_PAGE_
=-=-=-=-=

Lucien Haffen ne manque jamais de rassembler sa
famille, le 15 juin, date de son anniversaire, une tradition durable.
«Le 16 octobre
1968, après une période de
temps pluvieux, vers quatorze heures, il prend son petit-fils par la
main et
lui dit: «Viens, on va voir s’il fait beau.»
Sortant de son
atelier sur la
terrasse attenante, il s’affaisse dans un rayon de soleil. Je
me rappelle
toujours avec une infinie tristesse de ce moment. Et la certitude
qu’il soit
parti en pleine lumière, sans souffrir, en ayant comme
dernière vision son atelier, ne suffit pas à
atténuer
ma peine.» (1)

=-=-=-=-=

_JEU DE DONNÉES_
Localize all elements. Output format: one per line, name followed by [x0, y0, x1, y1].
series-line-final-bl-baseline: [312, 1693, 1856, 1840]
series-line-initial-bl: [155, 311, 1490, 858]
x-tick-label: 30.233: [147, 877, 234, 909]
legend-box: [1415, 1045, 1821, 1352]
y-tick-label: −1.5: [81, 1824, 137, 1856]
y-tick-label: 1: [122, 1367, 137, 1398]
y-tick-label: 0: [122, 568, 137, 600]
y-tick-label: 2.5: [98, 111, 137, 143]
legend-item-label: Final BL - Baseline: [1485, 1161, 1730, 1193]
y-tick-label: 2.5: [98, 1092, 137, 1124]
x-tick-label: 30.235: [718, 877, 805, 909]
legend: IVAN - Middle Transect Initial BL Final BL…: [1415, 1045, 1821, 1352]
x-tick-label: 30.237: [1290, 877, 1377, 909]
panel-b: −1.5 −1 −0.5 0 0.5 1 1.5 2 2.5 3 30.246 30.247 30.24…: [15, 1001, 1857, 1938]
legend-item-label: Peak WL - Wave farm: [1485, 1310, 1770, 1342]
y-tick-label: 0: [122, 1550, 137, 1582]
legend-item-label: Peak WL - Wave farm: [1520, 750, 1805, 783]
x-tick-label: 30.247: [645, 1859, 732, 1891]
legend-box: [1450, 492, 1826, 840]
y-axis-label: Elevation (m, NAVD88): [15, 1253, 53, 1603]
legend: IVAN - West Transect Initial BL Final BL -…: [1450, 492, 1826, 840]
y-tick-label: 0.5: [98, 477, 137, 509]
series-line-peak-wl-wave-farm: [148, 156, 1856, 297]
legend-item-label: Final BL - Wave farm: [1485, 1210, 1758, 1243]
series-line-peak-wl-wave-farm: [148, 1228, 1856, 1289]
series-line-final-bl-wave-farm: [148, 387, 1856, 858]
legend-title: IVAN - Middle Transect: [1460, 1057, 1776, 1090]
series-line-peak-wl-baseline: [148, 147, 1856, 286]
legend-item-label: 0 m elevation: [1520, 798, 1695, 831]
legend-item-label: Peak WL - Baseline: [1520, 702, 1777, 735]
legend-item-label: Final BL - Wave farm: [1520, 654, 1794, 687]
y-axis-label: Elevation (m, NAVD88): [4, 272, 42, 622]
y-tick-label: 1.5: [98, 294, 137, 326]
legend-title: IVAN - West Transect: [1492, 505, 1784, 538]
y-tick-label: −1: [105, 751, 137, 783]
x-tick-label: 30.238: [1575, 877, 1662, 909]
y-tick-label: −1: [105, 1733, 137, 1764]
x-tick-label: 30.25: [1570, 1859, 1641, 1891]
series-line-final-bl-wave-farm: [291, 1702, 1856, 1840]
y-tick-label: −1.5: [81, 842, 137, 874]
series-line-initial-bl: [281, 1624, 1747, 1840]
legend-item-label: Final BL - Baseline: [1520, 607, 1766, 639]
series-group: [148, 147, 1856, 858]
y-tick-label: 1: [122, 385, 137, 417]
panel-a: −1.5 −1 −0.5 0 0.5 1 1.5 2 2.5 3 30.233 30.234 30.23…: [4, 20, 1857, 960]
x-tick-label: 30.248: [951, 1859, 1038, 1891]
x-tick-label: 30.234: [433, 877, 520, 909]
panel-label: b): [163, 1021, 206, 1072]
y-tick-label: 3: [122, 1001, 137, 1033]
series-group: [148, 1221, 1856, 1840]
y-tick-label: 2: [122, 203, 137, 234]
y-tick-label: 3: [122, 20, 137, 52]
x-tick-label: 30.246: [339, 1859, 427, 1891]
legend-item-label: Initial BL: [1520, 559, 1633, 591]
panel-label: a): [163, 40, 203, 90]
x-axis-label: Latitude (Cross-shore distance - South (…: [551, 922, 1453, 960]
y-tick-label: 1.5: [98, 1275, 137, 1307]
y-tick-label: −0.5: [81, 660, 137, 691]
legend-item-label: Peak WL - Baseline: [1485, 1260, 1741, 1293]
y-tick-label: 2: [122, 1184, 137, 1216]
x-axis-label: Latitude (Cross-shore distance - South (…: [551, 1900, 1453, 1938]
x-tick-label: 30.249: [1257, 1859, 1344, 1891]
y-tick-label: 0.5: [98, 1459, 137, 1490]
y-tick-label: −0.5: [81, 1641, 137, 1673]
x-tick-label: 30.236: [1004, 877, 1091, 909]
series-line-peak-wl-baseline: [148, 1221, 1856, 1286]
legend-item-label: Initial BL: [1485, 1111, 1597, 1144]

=-=-=-=-=

_CONSIGNE_
Selon la page, à quelle date Lucien Haffen rassemble-t-il sa famille ?

_RÉPONSE_
Le 15 juin, date de son anniversaire.